# INPUT ROWS
-----

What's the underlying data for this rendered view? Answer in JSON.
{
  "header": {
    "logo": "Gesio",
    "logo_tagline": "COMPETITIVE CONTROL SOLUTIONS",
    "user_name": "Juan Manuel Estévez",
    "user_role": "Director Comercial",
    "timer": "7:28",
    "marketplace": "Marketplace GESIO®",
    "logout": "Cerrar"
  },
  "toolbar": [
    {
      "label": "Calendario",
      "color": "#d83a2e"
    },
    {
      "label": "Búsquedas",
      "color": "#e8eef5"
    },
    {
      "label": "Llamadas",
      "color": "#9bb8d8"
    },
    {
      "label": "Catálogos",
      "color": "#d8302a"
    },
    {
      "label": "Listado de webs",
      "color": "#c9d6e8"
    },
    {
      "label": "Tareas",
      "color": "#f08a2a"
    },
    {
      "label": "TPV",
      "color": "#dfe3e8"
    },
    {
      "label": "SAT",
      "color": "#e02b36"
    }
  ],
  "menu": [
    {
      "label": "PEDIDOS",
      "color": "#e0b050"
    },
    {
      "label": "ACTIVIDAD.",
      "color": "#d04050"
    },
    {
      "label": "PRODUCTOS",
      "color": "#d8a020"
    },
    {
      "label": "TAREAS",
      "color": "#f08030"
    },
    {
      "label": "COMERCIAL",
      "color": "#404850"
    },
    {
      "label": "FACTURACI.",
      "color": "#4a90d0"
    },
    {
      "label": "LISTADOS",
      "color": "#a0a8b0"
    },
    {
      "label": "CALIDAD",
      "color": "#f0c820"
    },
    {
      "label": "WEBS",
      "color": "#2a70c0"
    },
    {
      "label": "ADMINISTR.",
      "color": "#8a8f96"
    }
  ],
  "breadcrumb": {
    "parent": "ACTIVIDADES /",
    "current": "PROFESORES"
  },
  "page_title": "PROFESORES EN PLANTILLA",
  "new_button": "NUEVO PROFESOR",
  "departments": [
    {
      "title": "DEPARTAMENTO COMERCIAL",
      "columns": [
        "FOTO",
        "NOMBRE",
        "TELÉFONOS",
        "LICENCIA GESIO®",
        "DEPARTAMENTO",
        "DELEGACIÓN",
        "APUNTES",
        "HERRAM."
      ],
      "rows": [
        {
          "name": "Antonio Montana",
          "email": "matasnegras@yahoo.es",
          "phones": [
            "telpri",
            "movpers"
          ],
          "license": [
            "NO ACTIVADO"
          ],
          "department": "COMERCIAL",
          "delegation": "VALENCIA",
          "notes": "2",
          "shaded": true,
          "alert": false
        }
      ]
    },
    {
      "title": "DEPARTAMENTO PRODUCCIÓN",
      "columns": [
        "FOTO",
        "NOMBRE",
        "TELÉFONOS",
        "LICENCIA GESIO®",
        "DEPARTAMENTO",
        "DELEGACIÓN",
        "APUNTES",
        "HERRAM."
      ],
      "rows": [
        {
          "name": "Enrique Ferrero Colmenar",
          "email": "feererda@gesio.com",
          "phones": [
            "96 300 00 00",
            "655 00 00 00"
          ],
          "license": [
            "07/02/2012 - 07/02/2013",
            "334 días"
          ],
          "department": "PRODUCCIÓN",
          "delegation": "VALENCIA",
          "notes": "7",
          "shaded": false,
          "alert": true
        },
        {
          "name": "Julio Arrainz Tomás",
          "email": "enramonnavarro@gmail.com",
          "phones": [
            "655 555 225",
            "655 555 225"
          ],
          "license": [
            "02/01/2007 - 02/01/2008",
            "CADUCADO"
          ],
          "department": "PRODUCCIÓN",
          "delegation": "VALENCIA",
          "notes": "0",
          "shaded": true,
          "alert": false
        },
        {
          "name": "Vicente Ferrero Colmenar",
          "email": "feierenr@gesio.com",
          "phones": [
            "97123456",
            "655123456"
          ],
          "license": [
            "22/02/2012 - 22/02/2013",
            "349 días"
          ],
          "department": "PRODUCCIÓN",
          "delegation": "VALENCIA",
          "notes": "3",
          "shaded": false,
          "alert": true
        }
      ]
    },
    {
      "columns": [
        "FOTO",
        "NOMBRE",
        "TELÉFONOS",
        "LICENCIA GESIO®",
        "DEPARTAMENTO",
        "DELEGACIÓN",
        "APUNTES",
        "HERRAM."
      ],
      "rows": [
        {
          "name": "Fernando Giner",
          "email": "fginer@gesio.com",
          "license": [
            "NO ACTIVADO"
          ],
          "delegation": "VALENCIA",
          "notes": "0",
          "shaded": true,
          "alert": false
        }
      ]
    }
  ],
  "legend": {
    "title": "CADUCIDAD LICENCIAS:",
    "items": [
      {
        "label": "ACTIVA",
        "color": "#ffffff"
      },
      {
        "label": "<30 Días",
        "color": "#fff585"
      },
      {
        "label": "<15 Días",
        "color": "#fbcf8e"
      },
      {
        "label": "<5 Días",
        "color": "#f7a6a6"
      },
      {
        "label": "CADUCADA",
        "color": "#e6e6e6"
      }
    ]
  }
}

-----

# TASK GOAL
Check each line of the records for "Ferrero" and copy the ones that contain it.

# COMPLETE OUTPUT
          "name": "Enrique Ferrero Colmenar",
          "name": "Vicente Ferrero Colmenar",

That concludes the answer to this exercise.